**OBJECTIVE:** Quote the entries in full, character for character, without their images.

**RECORDS SUPPLIED:**
>>>

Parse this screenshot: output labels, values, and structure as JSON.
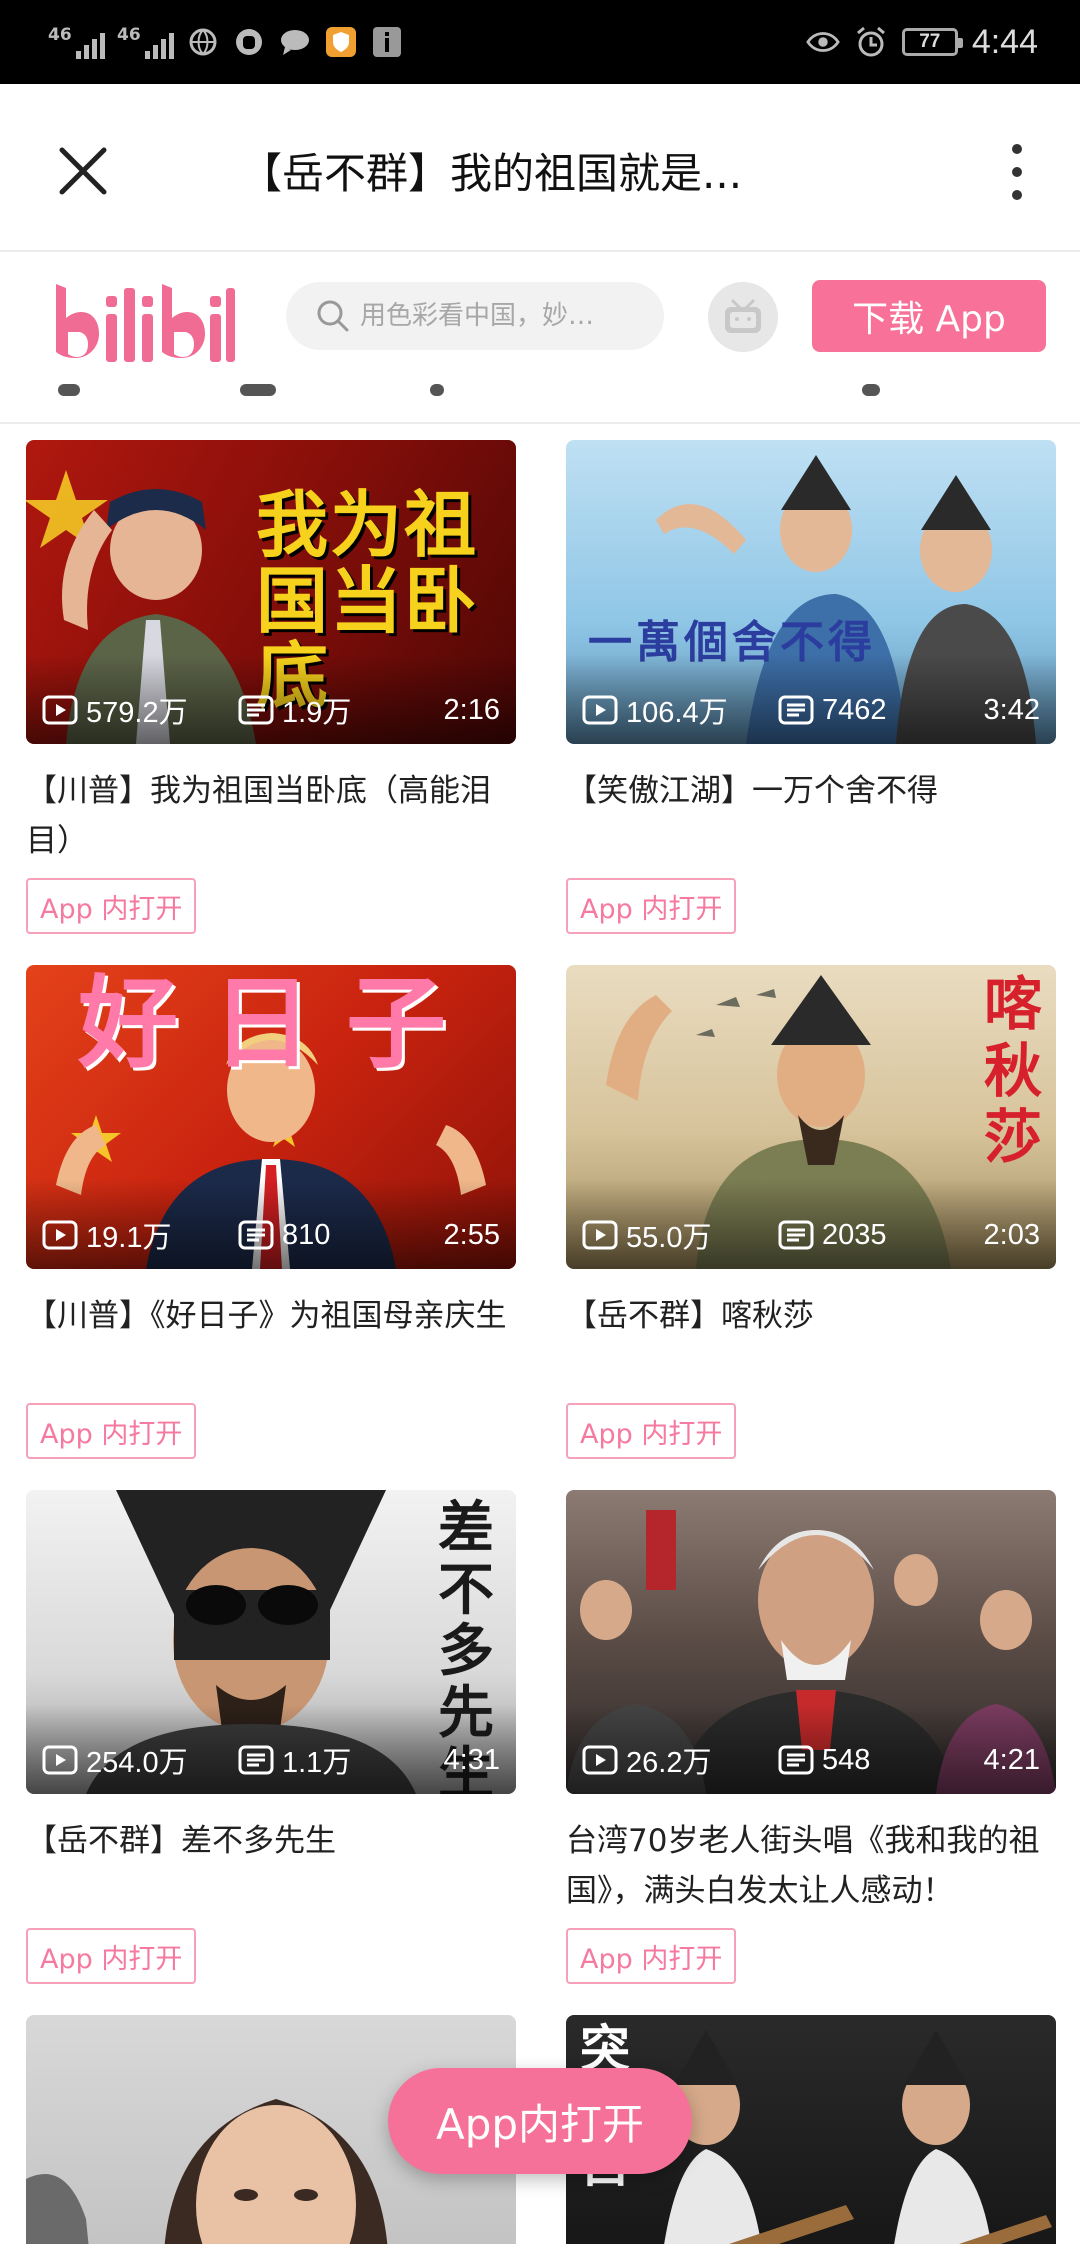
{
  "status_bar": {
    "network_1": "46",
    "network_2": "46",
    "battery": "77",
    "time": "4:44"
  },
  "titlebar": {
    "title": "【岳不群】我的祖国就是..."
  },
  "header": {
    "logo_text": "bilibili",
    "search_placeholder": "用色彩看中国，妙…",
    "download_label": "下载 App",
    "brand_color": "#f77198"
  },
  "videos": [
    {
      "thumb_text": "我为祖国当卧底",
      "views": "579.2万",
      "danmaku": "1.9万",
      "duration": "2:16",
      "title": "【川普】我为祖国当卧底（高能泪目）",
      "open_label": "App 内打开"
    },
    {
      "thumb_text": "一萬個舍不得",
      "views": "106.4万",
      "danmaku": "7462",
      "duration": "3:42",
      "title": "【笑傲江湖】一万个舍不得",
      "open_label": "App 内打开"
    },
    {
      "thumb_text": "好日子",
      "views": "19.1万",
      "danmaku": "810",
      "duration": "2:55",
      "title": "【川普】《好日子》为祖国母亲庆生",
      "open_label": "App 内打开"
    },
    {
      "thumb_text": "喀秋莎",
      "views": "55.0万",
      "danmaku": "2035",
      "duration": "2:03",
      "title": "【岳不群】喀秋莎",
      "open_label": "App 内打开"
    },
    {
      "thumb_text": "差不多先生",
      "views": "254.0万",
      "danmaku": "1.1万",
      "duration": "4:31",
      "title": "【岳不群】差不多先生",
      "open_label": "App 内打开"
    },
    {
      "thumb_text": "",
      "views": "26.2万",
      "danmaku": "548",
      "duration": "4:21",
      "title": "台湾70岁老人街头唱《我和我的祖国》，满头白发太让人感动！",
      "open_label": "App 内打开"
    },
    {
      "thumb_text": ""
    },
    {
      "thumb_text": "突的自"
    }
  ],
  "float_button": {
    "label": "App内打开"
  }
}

<<<

**RESPONSE BELOW:**
Parse this screenshot: output labels, values, and structure as JSON.
{
  "status_bar": {
    "network_1": "46",
    "network_2": "46",
    "battery": "77",
    "time": "4:44"
  },
  "titlebar": {
    "title": "【岳不群】我的祖国就是..."
  },
  "header": {
    "logo_text": "bilibili",
    "search_placeholder": "用色彩看中国，妙…",
    "download_label": "下载 App",
    "brand_color": "#f77198"
  },
  "videos": [
    {
      "thumb_text": "我为祖国当卧底",
      "views": "579.2万",
      "danmaku": "1.9万",
      "duration": "2:16",
      "title": "【川普】我为祖国当卧底（高能泪目）",
      "open_label": "App 内打开"
    },
    {
      "thumb_text": "一萬個舍不得",
      "views": "106.4万",
      "danmaku": "7462",
      "duration": "3:42",
      "title": "【笑傲江湖】一万个舍不得",
      "open_label": "App 内打开"
    },
    {
      "thumb_text": "好日子",
      "views": "19.1万",
      "danmaku": "810",
      "duration": "2:55",
      "title": "【川普】《好日子》为祖国母亲庆生",
      "open_label": "App 内打开"
    },
    {
      "thumb_text": "喀秋莎",
      "views": "55.0万",
      "danmaku": "2035",
      "duration": "2:03",
      "title": "【岳不群】喀秋莎",
      "open_label": "App 内打开"
    },
    {
      "thumb_text": "差不多先生",
      "views": "254.0万",
      "danmaku": "1.1万",
      "duration": "4:31",
      "title": "【岳不群】差不多先生",
      "open_label": "App 内打开"
    },
    {
      "thumb_text": "",
      "views": "26.2万",
      "danmaku": "548",
      "duration": "4:21",
      "title": "台湾70岁老人街头唱《我和我的祖国》，满头白发太让人感动！",
      "open_label": "App 内打开"
    },
    {
      "thumb_text": ""
    },
    {
      "thumb_text": "突的自"
    }
  ],
  "float_button": {
    "label": "App内打开"
  }
}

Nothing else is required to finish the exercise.